++++ Data shown

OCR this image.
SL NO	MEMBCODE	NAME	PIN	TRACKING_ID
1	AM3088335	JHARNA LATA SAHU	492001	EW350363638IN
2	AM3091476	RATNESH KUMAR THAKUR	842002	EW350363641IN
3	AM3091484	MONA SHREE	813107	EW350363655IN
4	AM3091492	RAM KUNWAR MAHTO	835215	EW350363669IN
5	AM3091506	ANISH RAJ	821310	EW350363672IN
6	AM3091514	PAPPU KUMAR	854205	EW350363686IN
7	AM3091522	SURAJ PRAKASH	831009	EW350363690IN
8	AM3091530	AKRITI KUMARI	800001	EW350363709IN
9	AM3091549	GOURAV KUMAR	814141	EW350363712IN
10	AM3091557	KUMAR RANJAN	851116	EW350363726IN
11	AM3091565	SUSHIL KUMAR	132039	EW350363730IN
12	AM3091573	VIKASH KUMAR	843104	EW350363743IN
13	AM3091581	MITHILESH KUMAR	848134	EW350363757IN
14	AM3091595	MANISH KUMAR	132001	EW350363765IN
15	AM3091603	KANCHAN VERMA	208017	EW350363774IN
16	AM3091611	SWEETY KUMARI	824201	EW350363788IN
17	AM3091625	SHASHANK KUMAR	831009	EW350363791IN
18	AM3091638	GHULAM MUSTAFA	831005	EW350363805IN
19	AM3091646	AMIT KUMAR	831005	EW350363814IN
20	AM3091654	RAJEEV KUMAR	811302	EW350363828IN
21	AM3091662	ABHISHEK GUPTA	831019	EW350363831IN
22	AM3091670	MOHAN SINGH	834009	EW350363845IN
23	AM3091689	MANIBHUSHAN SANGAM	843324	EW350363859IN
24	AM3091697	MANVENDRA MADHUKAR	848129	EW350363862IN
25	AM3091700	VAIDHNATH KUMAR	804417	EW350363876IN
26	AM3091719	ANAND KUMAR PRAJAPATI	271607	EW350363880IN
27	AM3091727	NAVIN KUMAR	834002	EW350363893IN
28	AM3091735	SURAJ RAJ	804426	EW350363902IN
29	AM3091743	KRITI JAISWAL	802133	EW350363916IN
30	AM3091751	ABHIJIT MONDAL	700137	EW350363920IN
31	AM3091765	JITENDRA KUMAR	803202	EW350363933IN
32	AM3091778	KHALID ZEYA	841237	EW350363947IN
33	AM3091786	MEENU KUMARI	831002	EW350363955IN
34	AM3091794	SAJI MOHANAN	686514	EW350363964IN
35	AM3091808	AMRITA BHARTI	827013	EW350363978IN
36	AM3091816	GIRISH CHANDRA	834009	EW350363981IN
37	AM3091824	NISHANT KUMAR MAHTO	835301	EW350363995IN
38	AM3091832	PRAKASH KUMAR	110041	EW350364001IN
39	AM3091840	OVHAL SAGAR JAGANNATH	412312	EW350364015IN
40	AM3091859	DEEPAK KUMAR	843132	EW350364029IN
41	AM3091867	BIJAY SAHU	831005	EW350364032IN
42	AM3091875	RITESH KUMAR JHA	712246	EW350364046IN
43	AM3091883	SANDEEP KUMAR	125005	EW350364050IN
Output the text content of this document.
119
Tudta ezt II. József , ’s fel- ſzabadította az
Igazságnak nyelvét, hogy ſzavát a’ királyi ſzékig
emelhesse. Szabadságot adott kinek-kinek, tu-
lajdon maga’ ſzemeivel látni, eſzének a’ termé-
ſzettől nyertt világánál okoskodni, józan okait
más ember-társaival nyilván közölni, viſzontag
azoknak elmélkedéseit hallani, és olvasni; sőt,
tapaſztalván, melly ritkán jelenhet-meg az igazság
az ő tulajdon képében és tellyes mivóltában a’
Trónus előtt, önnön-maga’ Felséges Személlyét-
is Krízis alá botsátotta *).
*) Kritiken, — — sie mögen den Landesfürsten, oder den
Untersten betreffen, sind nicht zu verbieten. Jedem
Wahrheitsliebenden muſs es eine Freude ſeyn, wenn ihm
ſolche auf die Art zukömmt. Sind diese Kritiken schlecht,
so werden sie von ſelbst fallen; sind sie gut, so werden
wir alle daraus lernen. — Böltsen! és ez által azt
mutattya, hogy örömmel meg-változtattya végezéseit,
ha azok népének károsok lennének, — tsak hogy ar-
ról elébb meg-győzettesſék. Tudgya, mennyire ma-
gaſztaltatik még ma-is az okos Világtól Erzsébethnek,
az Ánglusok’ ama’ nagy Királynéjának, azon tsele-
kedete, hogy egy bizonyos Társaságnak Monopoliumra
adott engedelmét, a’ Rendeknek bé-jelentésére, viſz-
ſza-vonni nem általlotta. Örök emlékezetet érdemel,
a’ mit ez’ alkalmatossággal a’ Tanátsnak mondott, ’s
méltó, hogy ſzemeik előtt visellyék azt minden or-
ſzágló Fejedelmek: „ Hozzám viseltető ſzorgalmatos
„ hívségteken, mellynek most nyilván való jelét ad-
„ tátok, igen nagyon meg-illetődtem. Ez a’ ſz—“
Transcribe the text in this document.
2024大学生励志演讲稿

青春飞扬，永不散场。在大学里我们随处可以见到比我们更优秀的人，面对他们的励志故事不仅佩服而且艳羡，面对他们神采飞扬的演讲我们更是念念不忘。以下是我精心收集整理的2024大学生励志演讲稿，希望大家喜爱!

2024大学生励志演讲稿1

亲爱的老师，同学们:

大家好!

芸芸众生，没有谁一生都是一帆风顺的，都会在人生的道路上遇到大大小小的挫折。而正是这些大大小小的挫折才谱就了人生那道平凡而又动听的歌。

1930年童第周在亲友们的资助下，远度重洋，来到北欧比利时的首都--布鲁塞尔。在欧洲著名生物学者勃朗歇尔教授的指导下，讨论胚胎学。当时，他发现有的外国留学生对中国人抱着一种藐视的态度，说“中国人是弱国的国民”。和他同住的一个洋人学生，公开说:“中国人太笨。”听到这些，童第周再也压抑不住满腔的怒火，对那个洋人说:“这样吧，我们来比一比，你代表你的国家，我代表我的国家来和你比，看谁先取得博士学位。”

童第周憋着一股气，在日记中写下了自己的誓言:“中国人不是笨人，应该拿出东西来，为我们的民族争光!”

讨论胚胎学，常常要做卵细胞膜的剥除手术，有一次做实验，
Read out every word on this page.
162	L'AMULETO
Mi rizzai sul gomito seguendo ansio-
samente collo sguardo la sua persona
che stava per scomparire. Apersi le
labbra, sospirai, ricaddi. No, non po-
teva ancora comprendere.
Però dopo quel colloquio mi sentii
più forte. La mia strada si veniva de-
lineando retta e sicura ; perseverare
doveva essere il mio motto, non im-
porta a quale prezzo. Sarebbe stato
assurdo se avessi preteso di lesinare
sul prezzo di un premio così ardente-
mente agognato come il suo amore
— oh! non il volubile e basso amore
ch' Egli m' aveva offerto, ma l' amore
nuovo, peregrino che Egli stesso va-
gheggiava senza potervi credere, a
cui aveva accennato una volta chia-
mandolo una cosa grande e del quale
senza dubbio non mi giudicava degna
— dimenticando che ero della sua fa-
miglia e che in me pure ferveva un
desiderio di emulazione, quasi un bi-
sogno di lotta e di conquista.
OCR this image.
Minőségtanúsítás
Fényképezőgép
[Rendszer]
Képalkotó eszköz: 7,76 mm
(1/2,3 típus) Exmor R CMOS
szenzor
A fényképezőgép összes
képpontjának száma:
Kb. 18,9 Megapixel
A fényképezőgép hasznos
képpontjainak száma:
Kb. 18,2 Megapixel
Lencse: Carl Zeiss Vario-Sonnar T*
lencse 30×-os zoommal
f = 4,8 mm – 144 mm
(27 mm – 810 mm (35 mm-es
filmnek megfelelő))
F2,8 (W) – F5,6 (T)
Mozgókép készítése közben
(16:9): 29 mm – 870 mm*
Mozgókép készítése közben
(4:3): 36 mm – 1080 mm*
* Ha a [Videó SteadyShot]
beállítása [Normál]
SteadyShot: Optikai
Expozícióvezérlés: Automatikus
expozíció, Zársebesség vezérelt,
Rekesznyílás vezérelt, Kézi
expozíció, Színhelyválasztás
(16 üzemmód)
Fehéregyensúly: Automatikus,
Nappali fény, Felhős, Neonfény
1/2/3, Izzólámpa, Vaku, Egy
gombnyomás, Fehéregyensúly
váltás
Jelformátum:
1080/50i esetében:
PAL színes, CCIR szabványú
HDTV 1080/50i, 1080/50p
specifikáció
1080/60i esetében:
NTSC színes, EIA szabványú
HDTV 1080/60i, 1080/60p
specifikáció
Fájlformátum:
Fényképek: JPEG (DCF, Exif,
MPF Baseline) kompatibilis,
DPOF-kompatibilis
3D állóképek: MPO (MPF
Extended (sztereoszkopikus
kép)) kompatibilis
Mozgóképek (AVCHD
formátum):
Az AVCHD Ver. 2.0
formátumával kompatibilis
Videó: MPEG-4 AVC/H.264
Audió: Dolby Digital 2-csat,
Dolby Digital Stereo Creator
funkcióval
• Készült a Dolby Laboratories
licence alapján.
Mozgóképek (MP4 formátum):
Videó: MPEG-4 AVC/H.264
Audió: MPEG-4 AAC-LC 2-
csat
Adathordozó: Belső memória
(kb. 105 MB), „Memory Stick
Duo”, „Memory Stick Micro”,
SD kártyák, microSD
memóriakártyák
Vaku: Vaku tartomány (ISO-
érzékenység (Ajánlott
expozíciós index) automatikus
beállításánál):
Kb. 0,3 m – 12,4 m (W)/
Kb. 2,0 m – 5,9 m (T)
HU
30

++++++++

▶ [Required task] In the material above, show every line where the word "Digital" turns up.

▶ [Response]
Audió: Dolby Digital 2-csat,
Dolby Digital Stereo Creator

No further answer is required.